• _WHAT TO PRODUCE_: Compute the number of lines that include the string "this", then output that number and nothing else.

** start GIVEN RECORDS **

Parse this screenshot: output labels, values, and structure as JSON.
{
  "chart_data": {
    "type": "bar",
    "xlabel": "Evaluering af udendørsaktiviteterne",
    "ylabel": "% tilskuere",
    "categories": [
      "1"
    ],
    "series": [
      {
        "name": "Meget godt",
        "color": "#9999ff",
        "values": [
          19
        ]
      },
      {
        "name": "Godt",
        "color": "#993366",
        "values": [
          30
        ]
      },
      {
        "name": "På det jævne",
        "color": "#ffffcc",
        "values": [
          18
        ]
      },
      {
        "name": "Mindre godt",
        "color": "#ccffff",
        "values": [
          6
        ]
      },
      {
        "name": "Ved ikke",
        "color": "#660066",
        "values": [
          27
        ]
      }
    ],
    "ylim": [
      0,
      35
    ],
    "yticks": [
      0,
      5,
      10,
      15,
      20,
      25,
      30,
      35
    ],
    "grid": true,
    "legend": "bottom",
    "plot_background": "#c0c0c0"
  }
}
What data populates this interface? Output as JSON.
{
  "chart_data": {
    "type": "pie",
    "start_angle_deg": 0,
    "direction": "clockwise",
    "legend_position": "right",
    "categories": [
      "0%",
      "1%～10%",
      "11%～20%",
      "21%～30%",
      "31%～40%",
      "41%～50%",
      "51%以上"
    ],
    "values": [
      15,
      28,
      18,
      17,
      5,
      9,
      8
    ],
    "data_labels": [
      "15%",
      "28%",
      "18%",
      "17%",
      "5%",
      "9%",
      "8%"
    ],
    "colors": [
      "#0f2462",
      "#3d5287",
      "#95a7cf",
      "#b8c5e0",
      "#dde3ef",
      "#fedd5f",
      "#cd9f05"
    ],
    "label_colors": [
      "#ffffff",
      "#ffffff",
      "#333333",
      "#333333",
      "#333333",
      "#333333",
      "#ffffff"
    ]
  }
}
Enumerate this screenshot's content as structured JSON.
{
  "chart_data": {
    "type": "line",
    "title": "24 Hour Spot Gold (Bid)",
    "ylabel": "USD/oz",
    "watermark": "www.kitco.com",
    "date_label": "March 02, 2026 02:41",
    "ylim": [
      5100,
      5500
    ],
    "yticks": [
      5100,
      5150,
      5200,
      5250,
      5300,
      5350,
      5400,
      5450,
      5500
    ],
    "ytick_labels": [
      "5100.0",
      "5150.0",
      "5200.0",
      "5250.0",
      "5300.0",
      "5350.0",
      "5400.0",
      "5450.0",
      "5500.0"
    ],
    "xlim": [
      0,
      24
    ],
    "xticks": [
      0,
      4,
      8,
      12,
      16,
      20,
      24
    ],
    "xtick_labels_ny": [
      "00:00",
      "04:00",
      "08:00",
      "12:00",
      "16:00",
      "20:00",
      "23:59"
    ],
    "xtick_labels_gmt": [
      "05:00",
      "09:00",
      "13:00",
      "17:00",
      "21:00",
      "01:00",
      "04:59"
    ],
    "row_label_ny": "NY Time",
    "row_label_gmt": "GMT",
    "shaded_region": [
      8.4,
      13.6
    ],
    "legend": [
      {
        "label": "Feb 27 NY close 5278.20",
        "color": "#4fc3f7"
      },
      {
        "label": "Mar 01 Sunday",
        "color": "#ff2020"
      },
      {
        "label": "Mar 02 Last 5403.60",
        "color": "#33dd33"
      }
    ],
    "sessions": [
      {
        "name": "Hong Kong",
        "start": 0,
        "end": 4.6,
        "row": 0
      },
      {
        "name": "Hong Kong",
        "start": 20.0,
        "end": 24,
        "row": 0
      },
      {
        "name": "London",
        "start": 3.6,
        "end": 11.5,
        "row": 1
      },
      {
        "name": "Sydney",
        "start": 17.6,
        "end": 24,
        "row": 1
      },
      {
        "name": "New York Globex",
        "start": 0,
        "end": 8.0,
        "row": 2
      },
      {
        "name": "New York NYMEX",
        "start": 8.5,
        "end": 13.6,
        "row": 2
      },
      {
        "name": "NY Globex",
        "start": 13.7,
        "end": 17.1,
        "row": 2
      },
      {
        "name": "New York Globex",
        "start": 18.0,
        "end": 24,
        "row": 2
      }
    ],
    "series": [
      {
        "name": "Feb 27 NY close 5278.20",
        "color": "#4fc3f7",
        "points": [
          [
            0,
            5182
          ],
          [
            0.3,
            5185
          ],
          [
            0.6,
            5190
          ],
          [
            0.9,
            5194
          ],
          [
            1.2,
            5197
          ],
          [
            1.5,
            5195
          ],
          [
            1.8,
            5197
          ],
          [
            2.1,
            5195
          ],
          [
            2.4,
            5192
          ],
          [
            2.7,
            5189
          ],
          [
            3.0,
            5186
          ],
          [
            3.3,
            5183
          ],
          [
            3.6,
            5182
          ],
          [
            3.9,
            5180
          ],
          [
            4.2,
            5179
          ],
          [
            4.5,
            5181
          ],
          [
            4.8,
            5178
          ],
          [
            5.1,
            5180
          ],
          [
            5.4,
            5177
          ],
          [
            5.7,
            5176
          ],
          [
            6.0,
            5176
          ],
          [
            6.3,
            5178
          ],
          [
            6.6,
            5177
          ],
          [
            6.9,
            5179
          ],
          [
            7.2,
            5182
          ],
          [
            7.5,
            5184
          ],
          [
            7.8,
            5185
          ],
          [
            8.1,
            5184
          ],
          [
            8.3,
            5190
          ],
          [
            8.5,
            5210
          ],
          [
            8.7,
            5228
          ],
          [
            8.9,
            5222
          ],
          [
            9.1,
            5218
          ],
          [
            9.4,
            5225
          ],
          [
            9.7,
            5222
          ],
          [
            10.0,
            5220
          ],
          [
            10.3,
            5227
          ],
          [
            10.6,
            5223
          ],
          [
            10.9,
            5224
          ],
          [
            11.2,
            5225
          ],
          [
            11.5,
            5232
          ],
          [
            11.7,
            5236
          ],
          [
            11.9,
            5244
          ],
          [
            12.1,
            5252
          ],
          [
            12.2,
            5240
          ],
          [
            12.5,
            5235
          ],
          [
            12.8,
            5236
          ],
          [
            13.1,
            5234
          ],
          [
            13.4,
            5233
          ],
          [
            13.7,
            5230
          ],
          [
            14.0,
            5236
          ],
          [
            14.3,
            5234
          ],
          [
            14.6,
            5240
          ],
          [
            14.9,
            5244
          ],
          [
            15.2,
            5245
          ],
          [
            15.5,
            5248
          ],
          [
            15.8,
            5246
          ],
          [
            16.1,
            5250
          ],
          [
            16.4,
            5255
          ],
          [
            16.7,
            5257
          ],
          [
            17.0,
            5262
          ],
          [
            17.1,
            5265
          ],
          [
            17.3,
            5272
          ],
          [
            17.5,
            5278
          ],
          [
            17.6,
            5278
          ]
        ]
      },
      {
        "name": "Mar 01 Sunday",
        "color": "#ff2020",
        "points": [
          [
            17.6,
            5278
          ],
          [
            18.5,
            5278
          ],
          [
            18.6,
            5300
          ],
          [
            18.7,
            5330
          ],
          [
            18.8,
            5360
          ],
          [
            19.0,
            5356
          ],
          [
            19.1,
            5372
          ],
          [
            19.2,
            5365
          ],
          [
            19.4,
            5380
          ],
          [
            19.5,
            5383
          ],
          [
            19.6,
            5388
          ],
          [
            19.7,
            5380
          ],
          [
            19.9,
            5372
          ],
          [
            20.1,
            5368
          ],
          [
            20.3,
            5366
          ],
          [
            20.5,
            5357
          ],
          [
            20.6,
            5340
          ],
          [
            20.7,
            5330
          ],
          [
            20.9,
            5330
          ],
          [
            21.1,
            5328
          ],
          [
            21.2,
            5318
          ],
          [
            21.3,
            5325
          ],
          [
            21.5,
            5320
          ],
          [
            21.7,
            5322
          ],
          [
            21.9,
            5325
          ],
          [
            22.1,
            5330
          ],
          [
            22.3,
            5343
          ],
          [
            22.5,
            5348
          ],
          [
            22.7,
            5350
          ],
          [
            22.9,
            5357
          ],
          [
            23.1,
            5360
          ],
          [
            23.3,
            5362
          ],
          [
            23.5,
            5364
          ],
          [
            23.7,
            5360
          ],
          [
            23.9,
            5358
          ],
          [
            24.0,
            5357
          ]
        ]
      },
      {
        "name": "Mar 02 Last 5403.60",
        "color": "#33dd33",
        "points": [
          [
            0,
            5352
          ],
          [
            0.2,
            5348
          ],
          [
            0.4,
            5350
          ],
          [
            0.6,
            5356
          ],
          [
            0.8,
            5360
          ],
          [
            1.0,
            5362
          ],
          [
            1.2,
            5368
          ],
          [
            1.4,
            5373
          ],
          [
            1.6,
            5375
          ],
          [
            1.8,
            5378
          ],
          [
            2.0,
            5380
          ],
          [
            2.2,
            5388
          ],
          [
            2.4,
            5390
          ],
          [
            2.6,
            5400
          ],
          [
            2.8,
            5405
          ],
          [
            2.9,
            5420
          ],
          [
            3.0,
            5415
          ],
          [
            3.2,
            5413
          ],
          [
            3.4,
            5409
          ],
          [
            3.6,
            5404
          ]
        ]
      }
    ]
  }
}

** end GIVEN RECORDS **

• _REPLY TO THE EXERCISE_: 3